> [GOAL] Leave out the pictures and transcribe everything else exactly.

> [DATA FOR THIS TASK]
════

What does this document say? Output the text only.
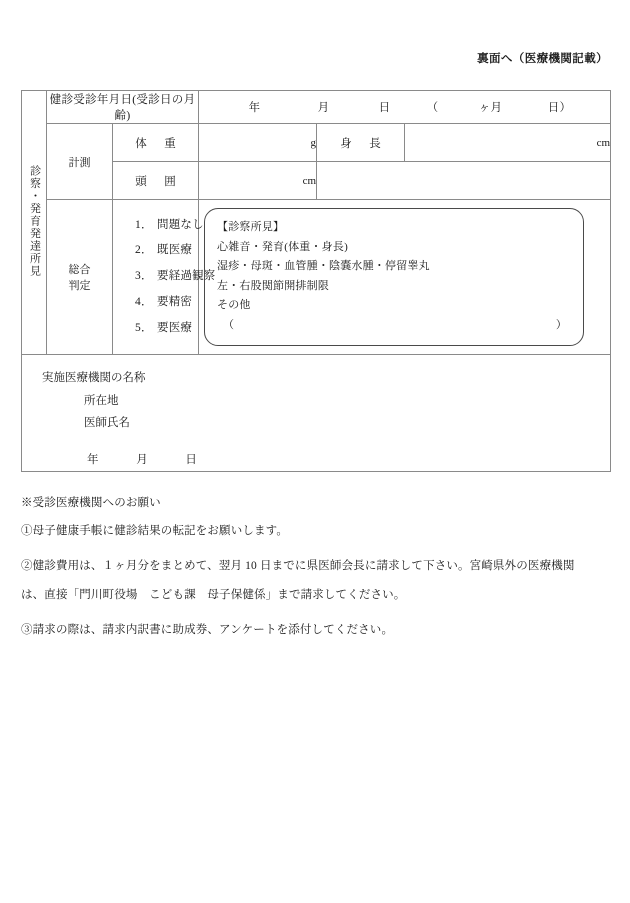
裏面へ（医療機関記載）
診察・発育発達所見	健診受診年月日(受診日の月齢)	
年	月	日	（	ヶ月	日）

	計測	体　重	g	身　長	cm
		頭　囲	cm		

総合
判定

1． 問題なし
2． 既医療
3． 要経過観察
4． 要精密
5． 要医療

【診察所見】
心雑音・発育(体重・身長)
湿疹・母斑・血管腫・陰嚢水腫・停留睾丸
左・右股関節開排制限
その他
（	）

実施医療機関の名称
所在地
医師氏名
年 月 日					

※受診医療機関へのお願い

①母子健康手帳に健診結果の転記をお願いします。

②健診費用は、１ヶ月分をまとめて、翌月 10 日までに県医師会長に請求して下さい。宮崎県外の医療機関

は、直接「門川町役場　こども課　母子保健係」まで請求してください。

③請求の際は、請求内訳書に助成券、アンケートを添付してください。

════

> [RESULT OF THE EXERCISE]
What does this document say? Output the text only.
裏面へ（医療機関記載）
診察・発育発達所見	健診受診年月日(受診日の月齢)	
年	月	日	（	ヶ月	日）

	計測	体　重	g	身　長	cm
		頭　囲	cm		

総合
判定

1． 問題なし
2． 既医療
3． 要経過観察
4． 要精密
5． 要医療

【診察所見】
心雑音・発育(体重・身長)
湿疹・母斑・血管腫・陰嚢水腫・停留睾丸
左・右股関節開排制限
その他
（	）

実施医療機関の名称
所在地
医師氏名
年 月 日					

※受診医療機関へのお願い

①母子健康手帳に健診結果の転記をお願いします。

②健診費用は、１ヶ月分をまとめて、翌月 10 日までに県医師会長に請求して下さい。宮崎県外の医療機関

は、直接「門川町役場　こども課　母子保健係」まで請求してください。

③請求の際は、請求内訳書に助成券、アンケートを添付してください。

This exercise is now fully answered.